## BEGIN ENTRIES SUPPLIED
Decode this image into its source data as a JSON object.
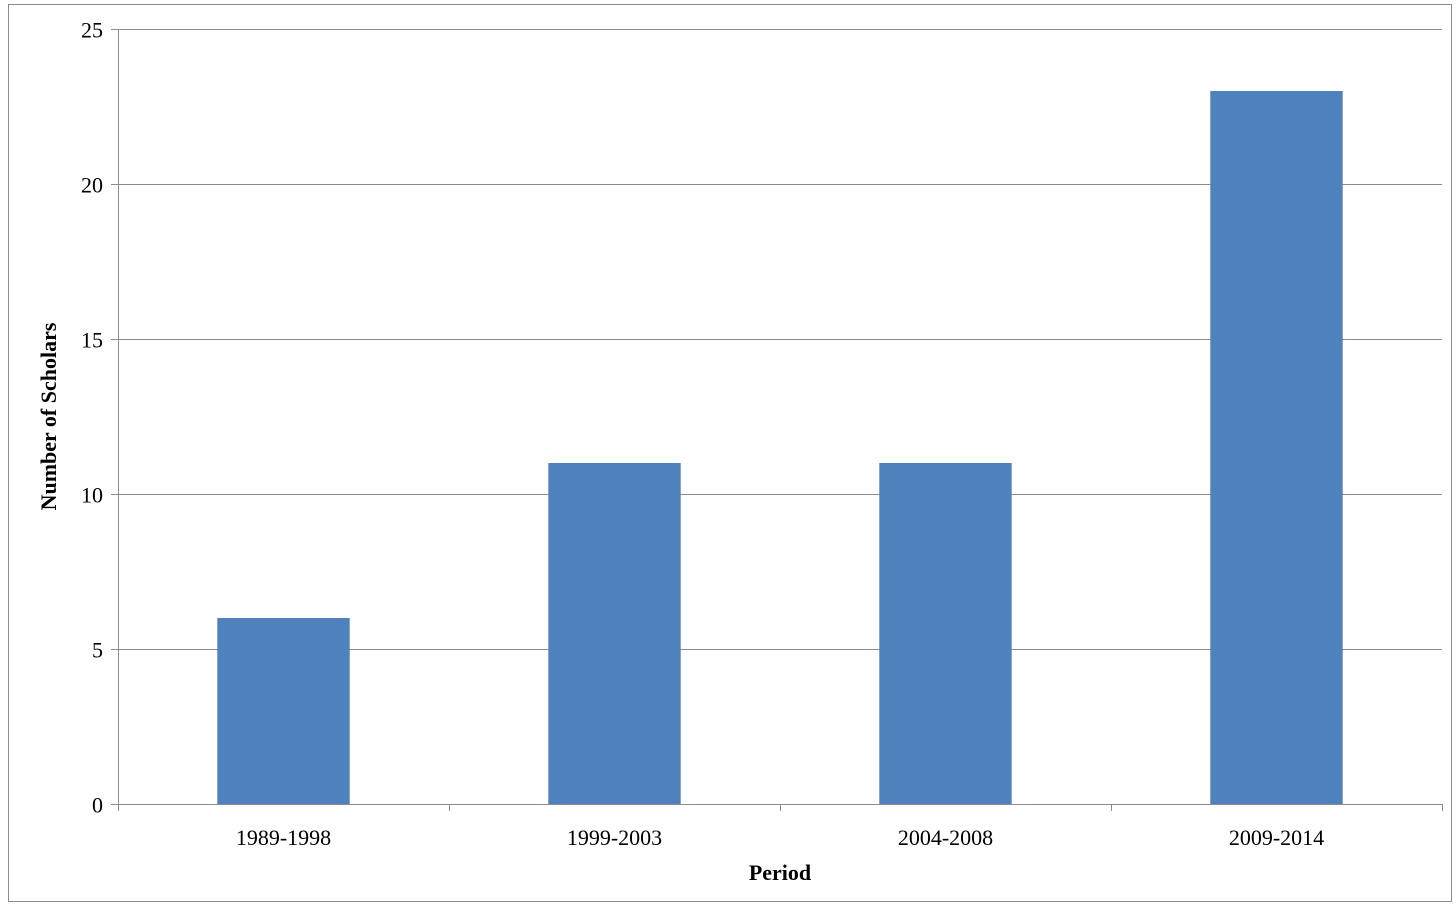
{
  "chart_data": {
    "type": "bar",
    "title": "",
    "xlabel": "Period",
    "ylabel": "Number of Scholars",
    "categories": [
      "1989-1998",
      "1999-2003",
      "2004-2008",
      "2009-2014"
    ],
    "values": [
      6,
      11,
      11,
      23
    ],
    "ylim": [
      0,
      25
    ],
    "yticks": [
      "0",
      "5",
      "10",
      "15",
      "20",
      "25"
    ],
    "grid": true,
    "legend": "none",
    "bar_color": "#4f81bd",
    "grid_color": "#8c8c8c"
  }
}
## END ENTRIES SUPPLIED
## BEGIN ENTRIES SUPPLIED
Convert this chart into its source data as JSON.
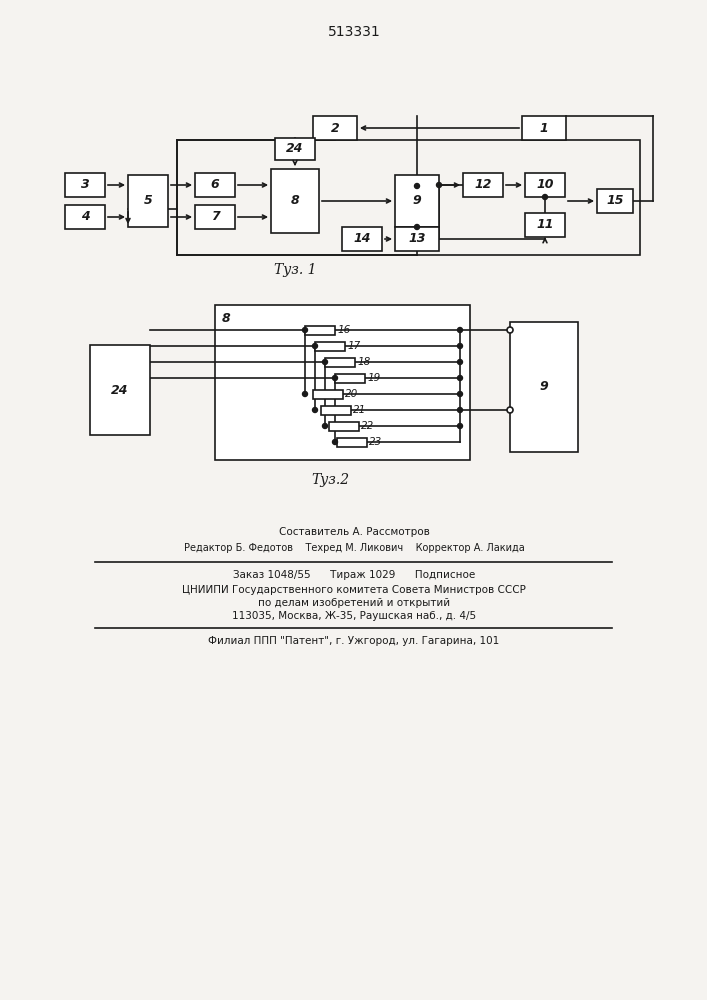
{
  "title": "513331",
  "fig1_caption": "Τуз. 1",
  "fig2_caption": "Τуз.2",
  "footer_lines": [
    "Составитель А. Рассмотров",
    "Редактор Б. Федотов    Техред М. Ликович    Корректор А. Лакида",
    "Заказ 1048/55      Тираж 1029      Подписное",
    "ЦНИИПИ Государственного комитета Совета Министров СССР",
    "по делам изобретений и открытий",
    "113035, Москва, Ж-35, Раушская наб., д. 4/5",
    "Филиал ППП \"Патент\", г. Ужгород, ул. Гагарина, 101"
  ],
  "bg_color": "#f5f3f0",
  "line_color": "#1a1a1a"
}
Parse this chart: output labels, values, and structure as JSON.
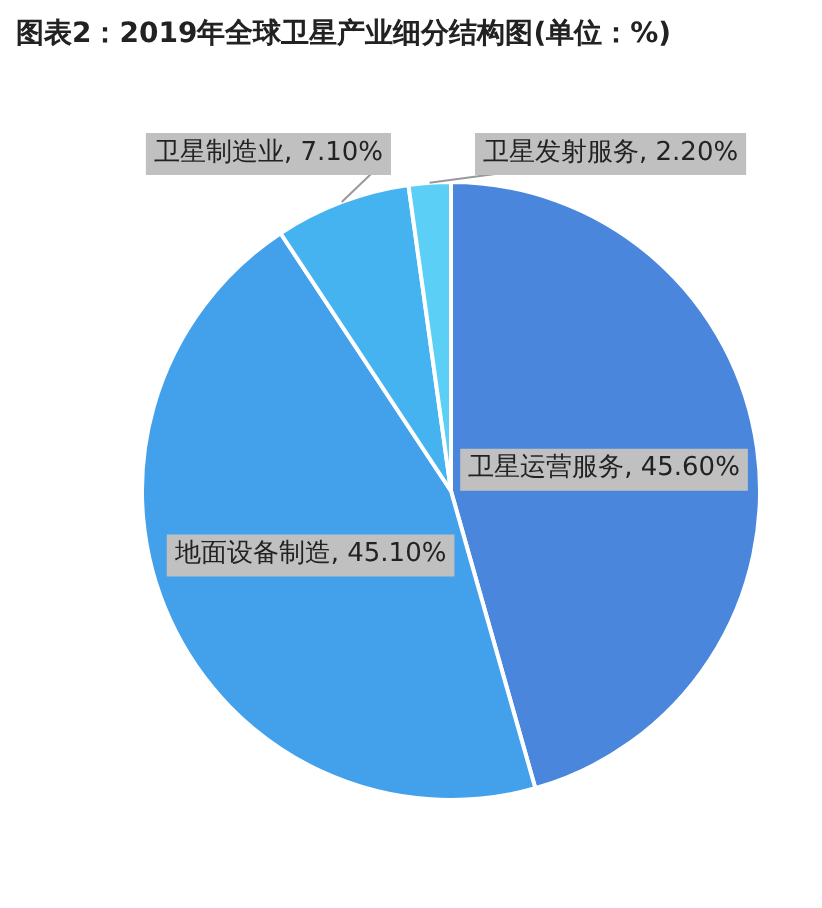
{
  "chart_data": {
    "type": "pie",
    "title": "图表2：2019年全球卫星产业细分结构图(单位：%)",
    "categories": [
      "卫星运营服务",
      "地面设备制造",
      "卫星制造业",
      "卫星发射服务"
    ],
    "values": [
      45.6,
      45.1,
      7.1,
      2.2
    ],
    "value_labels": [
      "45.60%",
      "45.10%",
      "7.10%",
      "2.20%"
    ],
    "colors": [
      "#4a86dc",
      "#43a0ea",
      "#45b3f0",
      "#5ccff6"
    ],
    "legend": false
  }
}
## END ENTRIES SUPPLIED
PROMPT
Answer with one number: how many lines in the listing hold "source".

TASK RESULT
2